**YOUR OBJECTIVE**
Lines with the word "Copper": copy all of them from the entries below.

[Items from a data source]
[Start of section]
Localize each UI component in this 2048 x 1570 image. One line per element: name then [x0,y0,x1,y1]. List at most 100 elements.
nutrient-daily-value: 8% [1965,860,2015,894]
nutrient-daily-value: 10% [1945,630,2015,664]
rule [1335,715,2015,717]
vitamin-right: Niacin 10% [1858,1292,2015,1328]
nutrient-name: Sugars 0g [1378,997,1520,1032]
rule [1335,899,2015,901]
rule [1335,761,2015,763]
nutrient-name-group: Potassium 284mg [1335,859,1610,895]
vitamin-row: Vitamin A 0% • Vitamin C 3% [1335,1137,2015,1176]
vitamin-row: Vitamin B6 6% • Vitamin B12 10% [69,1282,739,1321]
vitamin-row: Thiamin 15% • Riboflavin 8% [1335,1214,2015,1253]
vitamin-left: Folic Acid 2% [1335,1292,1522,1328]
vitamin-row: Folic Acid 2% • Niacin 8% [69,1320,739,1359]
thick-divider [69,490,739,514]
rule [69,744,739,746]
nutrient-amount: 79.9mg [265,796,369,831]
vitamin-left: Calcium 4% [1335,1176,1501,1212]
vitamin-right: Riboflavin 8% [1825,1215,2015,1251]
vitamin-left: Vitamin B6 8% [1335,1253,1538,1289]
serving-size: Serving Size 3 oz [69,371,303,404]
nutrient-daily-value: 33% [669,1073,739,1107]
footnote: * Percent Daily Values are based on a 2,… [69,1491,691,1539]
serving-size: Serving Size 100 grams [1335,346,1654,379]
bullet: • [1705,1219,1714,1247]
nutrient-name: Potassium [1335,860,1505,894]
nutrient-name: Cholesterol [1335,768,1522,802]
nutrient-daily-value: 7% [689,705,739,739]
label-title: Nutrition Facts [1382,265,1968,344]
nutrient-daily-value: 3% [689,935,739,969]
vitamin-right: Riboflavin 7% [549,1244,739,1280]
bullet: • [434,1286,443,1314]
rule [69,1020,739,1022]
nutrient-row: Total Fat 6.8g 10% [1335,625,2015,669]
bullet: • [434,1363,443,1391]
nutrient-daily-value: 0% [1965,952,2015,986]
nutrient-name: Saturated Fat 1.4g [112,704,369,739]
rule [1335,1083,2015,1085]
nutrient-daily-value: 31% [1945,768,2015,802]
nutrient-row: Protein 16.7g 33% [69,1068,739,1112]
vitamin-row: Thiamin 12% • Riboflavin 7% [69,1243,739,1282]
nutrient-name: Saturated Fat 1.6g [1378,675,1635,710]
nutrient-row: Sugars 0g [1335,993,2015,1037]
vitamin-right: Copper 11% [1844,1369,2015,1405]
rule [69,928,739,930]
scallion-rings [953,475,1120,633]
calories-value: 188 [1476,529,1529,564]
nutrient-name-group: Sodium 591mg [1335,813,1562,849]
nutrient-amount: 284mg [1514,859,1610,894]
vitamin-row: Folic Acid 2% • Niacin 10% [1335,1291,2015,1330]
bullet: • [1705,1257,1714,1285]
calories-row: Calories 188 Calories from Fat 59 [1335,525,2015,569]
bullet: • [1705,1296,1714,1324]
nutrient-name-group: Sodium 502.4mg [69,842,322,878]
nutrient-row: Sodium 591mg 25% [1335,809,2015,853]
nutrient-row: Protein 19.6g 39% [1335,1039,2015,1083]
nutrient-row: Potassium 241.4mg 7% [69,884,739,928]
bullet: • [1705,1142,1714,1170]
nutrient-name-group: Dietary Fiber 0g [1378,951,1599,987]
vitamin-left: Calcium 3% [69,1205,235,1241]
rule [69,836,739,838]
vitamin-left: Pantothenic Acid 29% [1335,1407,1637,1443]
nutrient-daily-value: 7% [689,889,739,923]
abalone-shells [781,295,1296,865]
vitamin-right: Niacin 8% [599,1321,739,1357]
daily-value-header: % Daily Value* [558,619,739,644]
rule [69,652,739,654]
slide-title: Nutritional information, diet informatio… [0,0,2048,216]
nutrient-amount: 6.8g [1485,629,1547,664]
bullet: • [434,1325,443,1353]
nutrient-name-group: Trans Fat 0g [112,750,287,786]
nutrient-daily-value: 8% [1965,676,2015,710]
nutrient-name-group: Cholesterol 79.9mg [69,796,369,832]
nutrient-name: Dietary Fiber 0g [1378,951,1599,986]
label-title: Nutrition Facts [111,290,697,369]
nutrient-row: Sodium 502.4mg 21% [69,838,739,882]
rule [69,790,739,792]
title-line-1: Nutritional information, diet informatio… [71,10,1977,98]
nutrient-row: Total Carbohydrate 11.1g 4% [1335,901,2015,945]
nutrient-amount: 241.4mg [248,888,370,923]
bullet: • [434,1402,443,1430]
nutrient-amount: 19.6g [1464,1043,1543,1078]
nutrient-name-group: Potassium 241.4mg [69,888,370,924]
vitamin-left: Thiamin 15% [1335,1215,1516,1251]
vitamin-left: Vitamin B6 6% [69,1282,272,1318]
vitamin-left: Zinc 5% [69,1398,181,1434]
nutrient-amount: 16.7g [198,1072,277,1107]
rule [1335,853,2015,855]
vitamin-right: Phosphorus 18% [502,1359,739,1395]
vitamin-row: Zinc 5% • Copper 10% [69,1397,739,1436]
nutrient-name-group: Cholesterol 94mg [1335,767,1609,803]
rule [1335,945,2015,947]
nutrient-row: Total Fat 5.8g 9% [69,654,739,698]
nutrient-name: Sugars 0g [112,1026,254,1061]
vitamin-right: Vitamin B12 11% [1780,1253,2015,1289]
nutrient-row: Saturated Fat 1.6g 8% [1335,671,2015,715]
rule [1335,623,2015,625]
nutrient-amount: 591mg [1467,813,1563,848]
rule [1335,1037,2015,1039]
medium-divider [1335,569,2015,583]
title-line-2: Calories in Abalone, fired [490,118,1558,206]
[End of section]
**YOUR SOLUTION**
vitamin-right: Copper 11% [1844,1369,2015,1405]
vitamin-row: Zinc 5% • Copper 10% [69,1397,739,1436]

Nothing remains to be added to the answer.